Work instruction. Look through the data below, and copy each line that carries the word "heeft".
[Material provided Boundary: Start]
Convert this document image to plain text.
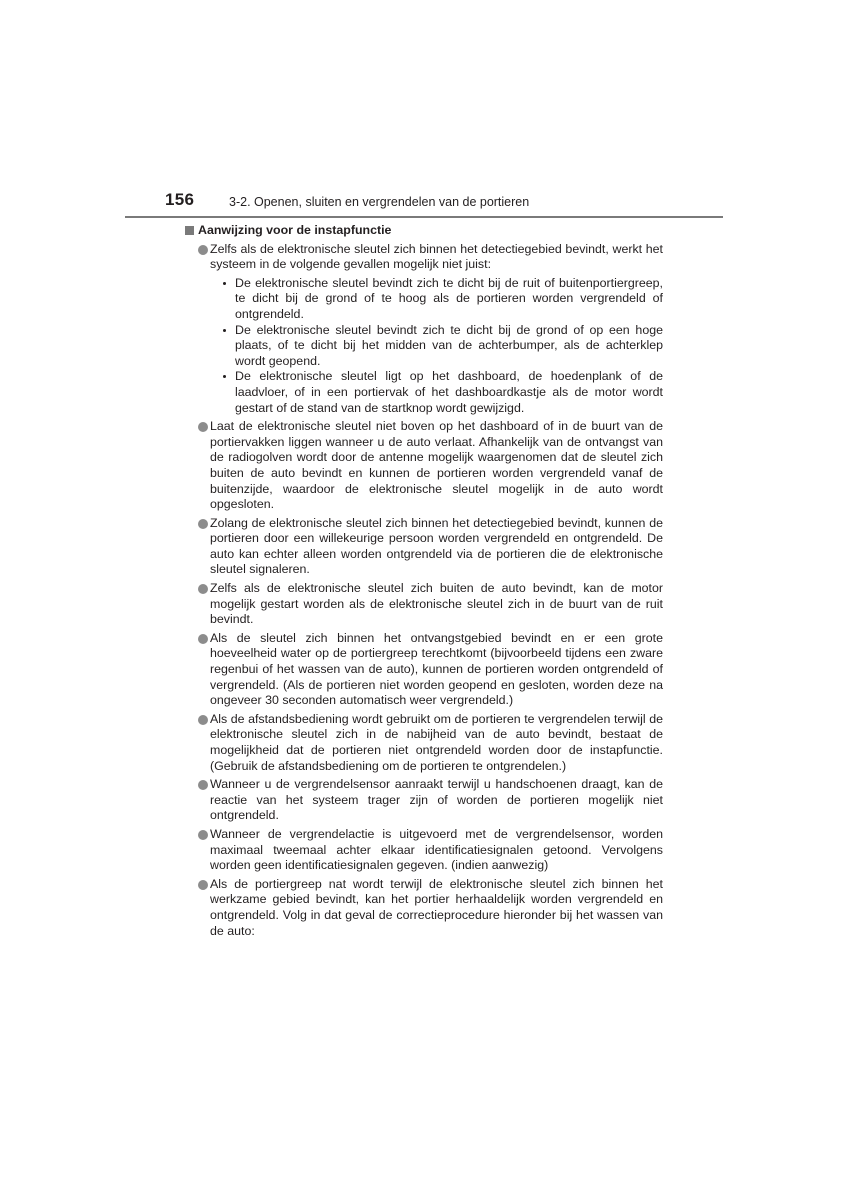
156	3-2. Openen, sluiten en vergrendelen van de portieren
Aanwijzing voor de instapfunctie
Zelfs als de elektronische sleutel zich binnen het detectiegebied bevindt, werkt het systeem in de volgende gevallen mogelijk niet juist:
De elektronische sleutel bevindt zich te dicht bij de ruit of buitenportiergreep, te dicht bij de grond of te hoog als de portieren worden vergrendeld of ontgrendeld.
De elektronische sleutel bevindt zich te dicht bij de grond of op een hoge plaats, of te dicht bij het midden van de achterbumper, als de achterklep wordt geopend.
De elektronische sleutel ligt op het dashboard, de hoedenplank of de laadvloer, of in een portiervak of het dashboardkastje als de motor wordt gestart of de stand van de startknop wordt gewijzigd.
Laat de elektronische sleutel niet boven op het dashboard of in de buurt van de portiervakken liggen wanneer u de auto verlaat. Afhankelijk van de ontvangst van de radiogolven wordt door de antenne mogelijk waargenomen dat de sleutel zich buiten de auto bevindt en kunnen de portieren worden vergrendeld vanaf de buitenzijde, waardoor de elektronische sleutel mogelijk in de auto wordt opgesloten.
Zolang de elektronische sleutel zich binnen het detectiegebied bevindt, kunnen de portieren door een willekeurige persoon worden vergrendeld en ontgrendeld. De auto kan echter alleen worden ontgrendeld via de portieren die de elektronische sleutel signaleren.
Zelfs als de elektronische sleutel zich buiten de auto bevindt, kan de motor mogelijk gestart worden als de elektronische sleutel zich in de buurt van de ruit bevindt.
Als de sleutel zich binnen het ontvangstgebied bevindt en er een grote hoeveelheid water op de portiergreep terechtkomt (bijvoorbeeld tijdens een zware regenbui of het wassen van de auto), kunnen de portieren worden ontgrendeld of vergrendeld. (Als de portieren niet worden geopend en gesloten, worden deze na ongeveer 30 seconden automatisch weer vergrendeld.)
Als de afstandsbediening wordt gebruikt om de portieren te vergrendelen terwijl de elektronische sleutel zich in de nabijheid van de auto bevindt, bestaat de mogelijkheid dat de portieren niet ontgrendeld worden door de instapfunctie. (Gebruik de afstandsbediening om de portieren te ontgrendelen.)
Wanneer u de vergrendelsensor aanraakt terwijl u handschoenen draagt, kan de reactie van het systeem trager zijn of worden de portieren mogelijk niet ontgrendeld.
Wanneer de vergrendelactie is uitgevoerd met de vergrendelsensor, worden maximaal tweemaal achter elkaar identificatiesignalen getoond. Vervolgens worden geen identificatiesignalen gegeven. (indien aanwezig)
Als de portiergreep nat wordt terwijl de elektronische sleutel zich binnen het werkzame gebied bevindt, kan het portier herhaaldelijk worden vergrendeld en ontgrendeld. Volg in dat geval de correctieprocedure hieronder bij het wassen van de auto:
[Material provided Boundary: End]
[Material provided Boundary: Start]
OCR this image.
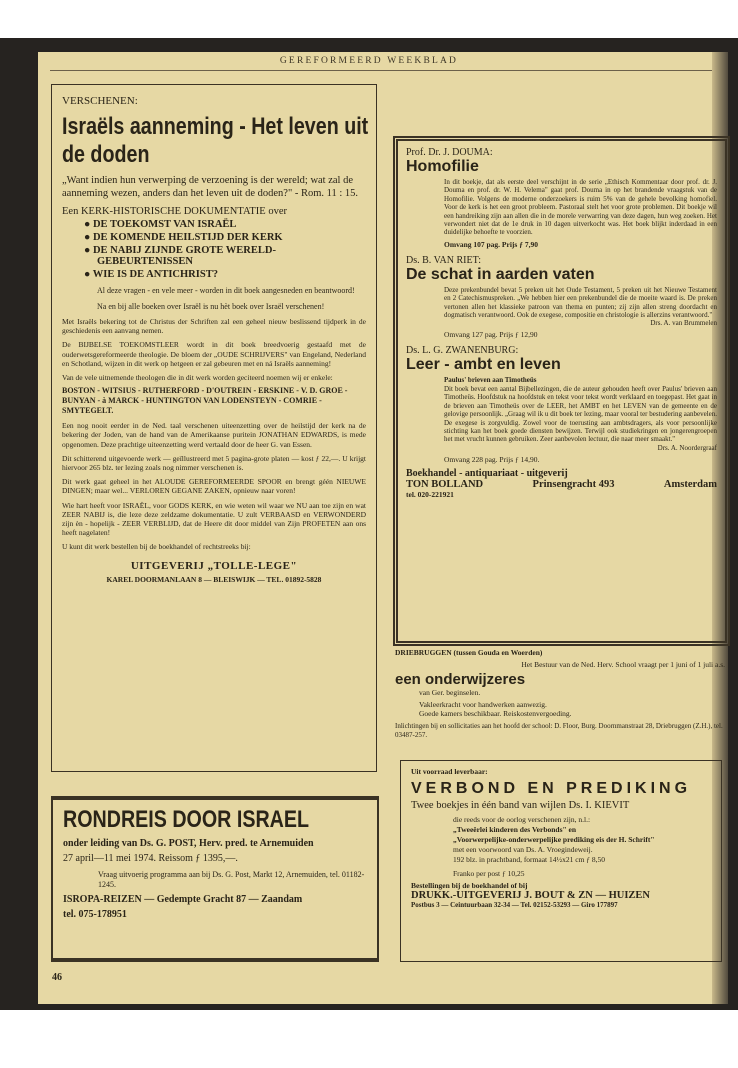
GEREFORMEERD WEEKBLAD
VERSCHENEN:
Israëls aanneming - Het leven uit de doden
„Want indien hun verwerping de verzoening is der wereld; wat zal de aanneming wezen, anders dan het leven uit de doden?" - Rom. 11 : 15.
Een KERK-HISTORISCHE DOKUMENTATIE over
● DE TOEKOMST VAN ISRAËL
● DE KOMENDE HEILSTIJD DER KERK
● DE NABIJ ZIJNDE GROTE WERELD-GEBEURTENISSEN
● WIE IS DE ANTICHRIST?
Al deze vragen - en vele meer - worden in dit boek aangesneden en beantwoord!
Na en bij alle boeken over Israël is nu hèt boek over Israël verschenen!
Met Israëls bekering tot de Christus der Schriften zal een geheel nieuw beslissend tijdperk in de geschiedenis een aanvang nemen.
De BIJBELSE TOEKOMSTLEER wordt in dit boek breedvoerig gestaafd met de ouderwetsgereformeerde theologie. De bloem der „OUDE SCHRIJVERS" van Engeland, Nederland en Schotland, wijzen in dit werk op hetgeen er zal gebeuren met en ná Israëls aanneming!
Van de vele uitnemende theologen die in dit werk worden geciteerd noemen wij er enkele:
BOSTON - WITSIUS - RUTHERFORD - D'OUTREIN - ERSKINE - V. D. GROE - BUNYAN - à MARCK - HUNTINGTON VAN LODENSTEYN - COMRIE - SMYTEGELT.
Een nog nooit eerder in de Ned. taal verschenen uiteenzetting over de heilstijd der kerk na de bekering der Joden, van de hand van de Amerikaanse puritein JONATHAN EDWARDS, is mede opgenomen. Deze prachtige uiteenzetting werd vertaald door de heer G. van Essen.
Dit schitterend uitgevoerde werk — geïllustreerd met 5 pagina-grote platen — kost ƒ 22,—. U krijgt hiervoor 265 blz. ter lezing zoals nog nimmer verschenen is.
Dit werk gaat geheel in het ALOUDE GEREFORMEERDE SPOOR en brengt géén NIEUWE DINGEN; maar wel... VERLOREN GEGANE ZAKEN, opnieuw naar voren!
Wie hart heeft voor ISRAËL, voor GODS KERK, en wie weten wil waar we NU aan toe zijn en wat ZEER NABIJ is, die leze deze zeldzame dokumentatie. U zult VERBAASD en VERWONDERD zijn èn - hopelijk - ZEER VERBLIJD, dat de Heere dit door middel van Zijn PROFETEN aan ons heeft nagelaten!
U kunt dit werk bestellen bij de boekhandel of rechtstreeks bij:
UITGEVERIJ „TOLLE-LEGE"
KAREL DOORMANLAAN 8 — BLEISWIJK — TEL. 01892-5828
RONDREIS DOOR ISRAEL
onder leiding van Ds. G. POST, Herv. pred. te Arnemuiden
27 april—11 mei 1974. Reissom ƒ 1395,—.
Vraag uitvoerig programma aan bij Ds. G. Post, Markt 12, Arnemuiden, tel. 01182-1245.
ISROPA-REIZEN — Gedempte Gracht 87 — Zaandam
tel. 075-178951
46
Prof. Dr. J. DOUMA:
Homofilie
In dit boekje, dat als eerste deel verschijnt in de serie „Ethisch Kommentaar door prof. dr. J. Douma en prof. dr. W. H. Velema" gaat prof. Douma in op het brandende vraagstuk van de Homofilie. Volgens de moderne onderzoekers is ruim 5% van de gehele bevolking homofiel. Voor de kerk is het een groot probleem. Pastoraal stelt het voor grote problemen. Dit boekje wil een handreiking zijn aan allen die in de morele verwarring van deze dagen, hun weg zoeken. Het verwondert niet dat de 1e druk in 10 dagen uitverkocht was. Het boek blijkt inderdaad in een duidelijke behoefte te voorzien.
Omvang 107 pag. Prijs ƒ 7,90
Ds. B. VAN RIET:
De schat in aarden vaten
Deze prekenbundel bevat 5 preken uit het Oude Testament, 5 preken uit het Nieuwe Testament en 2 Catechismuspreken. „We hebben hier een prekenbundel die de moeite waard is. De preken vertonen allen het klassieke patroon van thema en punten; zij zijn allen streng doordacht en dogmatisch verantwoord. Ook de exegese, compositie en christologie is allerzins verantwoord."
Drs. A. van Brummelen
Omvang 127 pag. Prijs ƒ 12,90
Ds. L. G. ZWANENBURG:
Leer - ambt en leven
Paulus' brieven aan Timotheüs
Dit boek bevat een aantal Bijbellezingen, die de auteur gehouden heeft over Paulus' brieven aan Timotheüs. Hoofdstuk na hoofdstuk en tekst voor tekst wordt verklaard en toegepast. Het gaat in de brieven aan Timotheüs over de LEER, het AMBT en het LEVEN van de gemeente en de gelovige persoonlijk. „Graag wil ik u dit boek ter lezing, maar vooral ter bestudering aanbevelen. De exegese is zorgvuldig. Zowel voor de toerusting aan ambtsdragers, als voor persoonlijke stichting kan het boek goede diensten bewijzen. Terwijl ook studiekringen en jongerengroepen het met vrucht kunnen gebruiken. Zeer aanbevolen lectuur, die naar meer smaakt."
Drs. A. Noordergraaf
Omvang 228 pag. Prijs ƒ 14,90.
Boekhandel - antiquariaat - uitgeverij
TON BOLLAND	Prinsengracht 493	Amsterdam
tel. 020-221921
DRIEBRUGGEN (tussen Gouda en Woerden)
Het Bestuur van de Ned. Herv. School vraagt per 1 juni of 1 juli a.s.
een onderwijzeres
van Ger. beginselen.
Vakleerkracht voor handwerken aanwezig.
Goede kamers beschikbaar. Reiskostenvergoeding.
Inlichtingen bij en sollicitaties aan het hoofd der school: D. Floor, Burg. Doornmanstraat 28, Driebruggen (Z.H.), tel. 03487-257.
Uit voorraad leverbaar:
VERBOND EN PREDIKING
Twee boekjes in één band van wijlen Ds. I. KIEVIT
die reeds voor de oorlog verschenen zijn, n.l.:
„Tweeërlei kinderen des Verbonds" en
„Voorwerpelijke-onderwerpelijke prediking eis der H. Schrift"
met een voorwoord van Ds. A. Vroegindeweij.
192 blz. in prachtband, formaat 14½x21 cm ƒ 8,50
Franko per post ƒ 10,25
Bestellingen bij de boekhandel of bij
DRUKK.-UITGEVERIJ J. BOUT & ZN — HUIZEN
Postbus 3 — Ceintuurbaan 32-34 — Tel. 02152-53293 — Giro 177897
[Material provided Boundary: End]
Reply to the task.
Wie hart heeft voor ISRAËL, voor GODS KERK, en wie weten wil waar we NU aan toe zijn en wat ZEER NABIJ is, die leze deze zeldzame dokumentatie. U zult VERBAASD en VERWONDERD zijn èn - hopelijk - ZEER VERBLIJD, dat de Heere dit door middel van Zijn PROFETEN aan ons heeft nagelaten!
Dit boek bevat een aantal Bijbellezingen, die de auteur gehouden heeft over Paulus' brieven aan Timotheüs. Hoofdstuk na hoofdstuk en tekst voor tekst wordt verklaard en toegepast. Het gaat in de brieven aan Timotheüs over de LEER, het AMBT en het LEVEN van de gemeente en de gelovige persoonlijk. „Graag wil ik u dit boek ter lezing, maar vooral ter bestudering aanbevelen. De exegese is zorgvuldig. Zowel voor de toerusting aan ambtsdragers, als voor persoonlijke stichting kan het boek goede diensten bewijzen. Terwijl ook studiekringen en jongerengroepen het met vrucht kunnen gebruiken. Zeer aanbevolen lectuur, die naar meer smaakt."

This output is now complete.